[Rows from a dataset]
▼
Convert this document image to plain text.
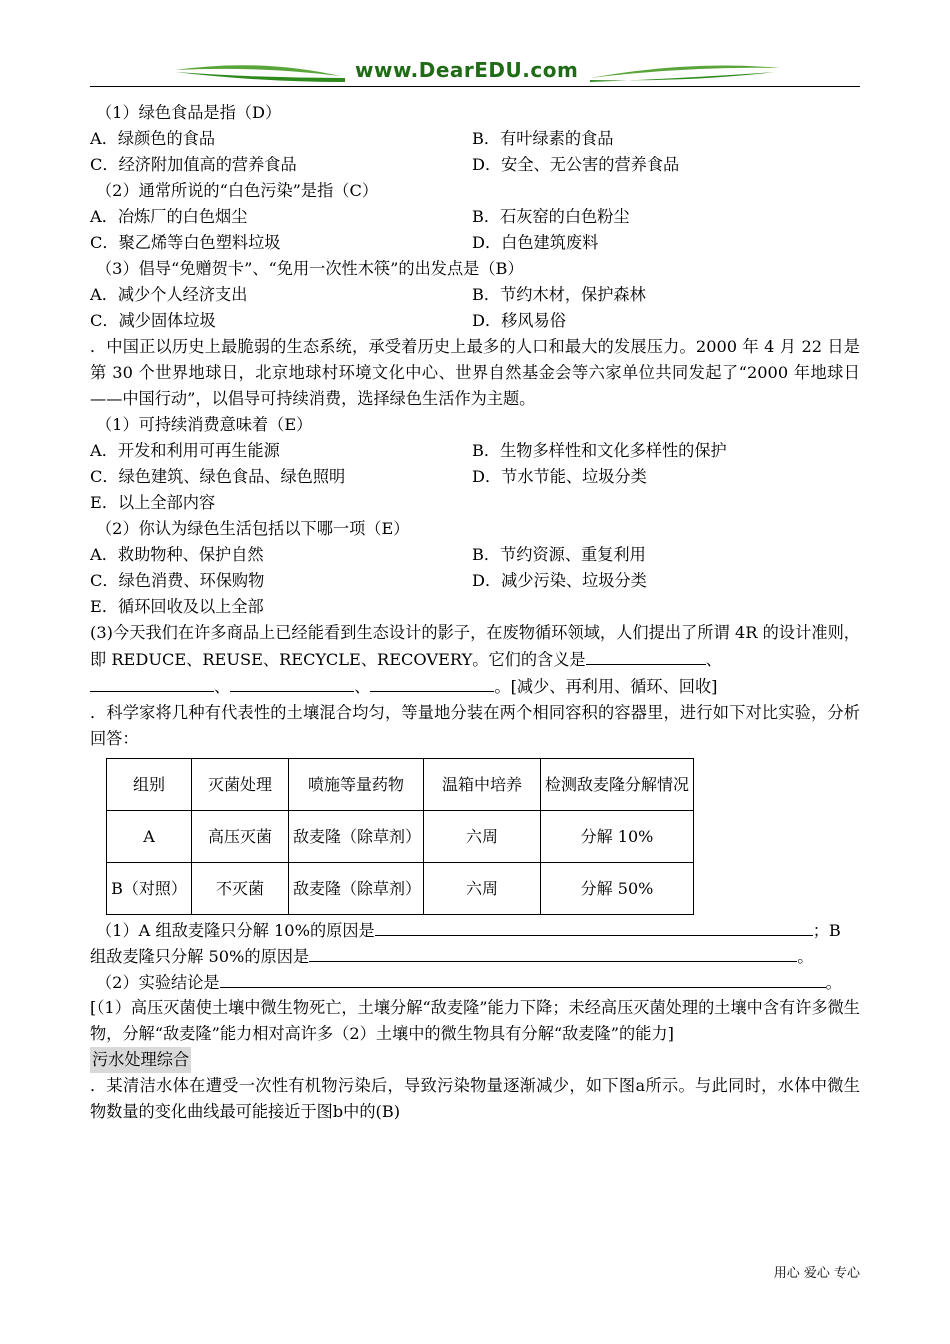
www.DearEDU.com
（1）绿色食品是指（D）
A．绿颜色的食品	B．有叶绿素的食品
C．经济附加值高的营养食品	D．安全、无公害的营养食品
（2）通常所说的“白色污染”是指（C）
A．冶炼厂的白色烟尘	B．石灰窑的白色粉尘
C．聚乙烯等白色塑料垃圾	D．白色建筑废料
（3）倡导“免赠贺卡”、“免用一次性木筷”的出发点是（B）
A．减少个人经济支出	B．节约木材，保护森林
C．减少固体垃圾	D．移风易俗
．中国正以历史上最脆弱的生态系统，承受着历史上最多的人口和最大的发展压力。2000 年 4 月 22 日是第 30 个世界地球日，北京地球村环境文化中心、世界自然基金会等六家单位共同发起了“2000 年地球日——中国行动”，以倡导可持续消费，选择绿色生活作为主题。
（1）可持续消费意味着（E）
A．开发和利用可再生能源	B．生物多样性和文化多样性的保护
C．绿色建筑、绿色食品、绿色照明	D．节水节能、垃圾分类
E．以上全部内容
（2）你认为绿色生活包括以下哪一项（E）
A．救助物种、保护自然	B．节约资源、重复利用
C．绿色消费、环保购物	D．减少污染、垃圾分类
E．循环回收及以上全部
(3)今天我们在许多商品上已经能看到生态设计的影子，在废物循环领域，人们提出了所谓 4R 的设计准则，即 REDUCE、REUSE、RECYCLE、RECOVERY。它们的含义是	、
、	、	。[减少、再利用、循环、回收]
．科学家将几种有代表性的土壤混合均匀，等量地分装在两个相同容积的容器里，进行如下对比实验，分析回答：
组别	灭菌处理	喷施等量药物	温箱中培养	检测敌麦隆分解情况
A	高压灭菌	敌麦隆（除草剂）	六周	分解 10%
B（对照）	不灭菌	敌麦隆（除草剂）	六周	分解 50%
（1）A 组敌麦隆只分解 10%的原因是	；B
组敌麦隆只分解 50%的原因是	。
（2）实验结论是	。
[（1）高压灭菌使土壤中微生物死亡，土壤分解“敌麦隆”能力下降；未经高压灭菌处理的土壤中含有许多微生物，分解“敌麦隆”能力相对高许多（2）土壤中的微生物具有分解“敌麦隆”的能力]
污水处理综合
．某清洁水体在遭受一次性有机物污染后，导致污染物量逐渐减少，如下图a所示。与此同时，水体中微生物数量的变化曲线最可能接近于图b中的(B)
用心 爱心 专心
▲
PROBLEM TO SOLVE: Find every line in the records above that holds the word "垃圾分类", and copy each one.

FINISHED EXERCISE:
C．绿色建筑、绿色食品、绿色照明	D．节水节能、垃圾分类
C．绿色消费、环保购物	D．减少污染、垃圾分类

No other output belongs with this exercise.